Set down each line of the material that follows, exactly, with no pictures.

Extracted data entries:
* * * * * * *

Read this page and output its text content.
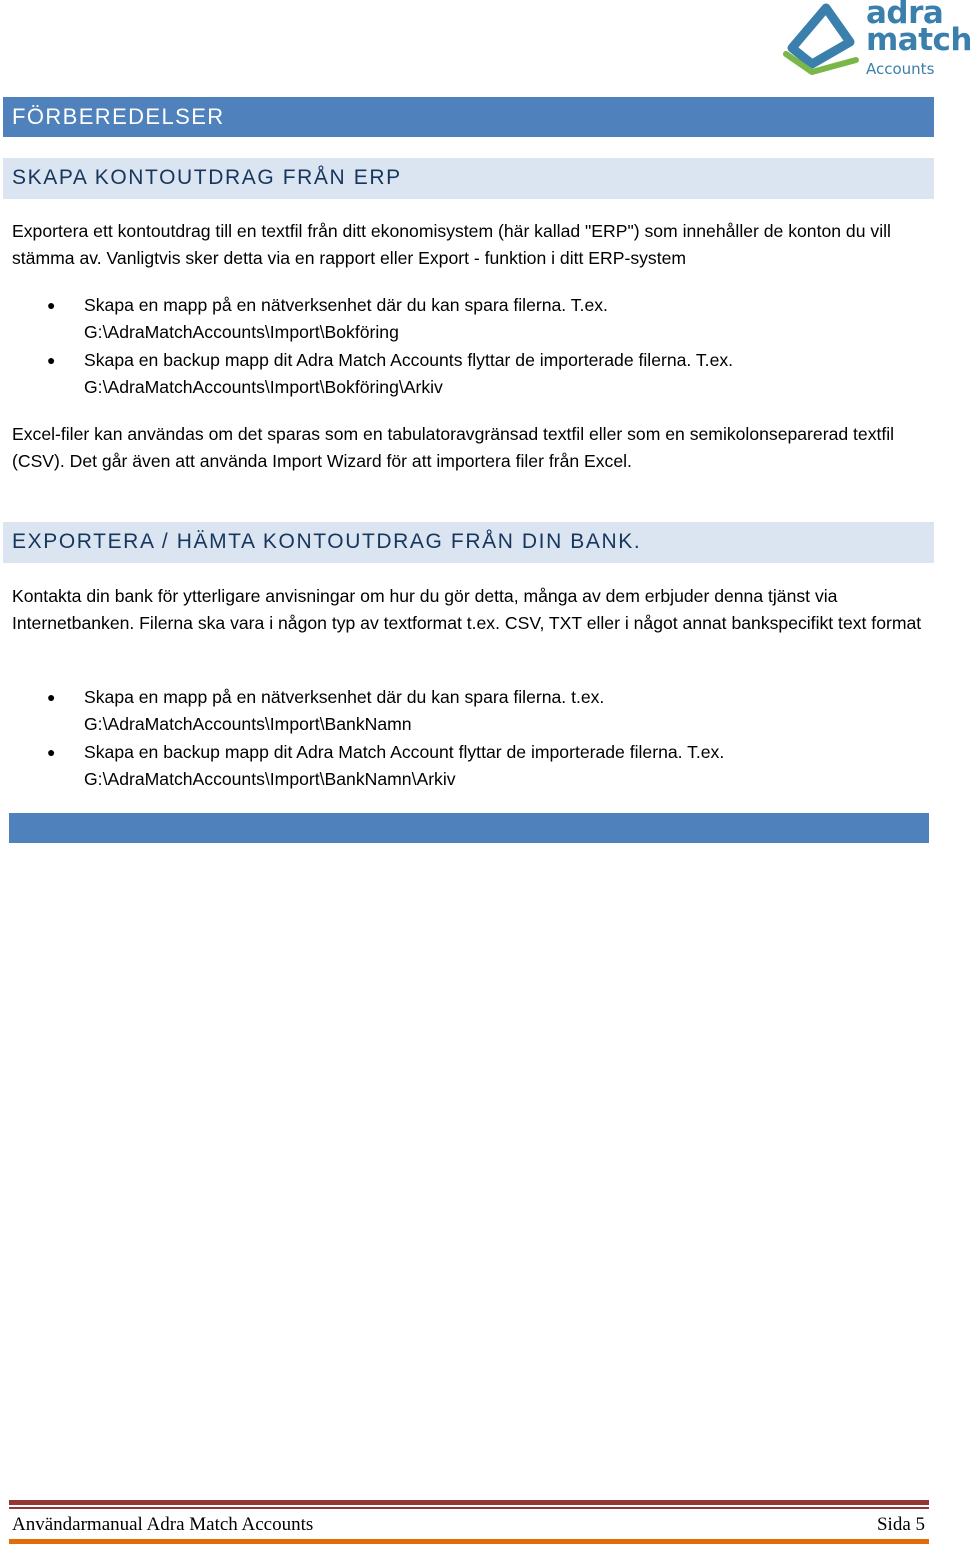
adra
match
Accounts
FÖRBEREDELSER
SKAPA KONTOUTDRAG FRÅN ERP

Exportera ett kontoutdrag till en textfil från ditt ekonomisystem (här kallad "ERP") som innehåller de konton du vill stämma av. Vanligtvis sker detta via en rapport eller Export - funktion i ditt ERP-system

● Skapa en mapp på en nätverksenhet där du kan spara filerna. T.ex.
G:\AdraMatchAccounts\Import\Bokföring
● Skapa en backup mapp dit Adra Match Accounts flyttar de importerade filerna. T.ex.
G:\AdraMatchAccounts\Import\Bokföring\Arkiv

Excel-filer kan användas om det sparas som en tabulatoravgränsad textfil eller som en semikolonseparerad textfil (CSV). Det går även att använda Import Wizard för att importera filer från Excel.

EXPORTERA / HÄMTA KONTOUTDRAG FRÅN DIN BANK.

Kontakta din bank för ytterligare anvisningar om hur du gör detta, många av dem erbjuder denna tjänst via Internetbanken. Filerna ska vara i någon typ av textformat t.ex. CSV, TXT eller i något annat bankspecifikt text format

● Skapa en mapp på en nätverksenhet där du kan spara filerna. t.ex.
G:\AdraMatchAccounts\Import\BankNamn
● Skapa en backup mapp dit Adra Match Account flyttar de importerade filerna. T.ex.
G:\AdraMatchAccounts\Import\BankNamn\Arkiv
Användarmanual Adra Match Accounts	Sida 5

* * * * * * *

Exercise result:
Read this page and output its text content.
adra
match
Accounts
FÖRBEREDELSER
SKAPA KONTOUTDRAG FRÅN ERP

Exportera ett kontoutdrag till en textfil från ditt ekonomisystem (här kallad "ERP") som innehåller de konton du vill stämma av. Vanligtvis sker detta via en rapport eller Export - funktion i ditt ERP-system

● Skapa en mapp på en nätverksenhet där du kan spara filerna. T.ex.
G:\AdraMatchAccounts\Import\Bokföring
● Skapa en backup mapp dit Adra Match Accounts flyttar de importerade filerna. T.ex.
G:\AdraMatchAccounts\Import\Bokföring\Arkiv

Excel-filer kan användas om det sparas som en tabulatoravgränsad textfil eller som en semikolonseparerad textfil (CSV). Det går även att använda Import Wizard för att importera filer från Excel.

EXPORTERA / HÄMTA KONTOUTDRAG FRÅN DIN BANK.

Kontakta din bank för ytterligare anvisningar om hur du gör detta, många av dem erbjuder denna tjänst via Internetbanken. Filerna ska vara i någon typ av textformat t.ex. CSV, TXT eller i något annat bankspecifikt text format

● Skapa en mapp på en nätverksenhet där du kan spara filerna. t.ex.
G:\AdraMatchAccounts\Import\BankNamn
● Skapa en backup mapp dit Adra Match Account flyttar de importerade filerna. T.ex.
G:\AdraMatchAccounts\Import\BankNamn\Arkiv
Användarmanual Adra Match Accounts	Sida 5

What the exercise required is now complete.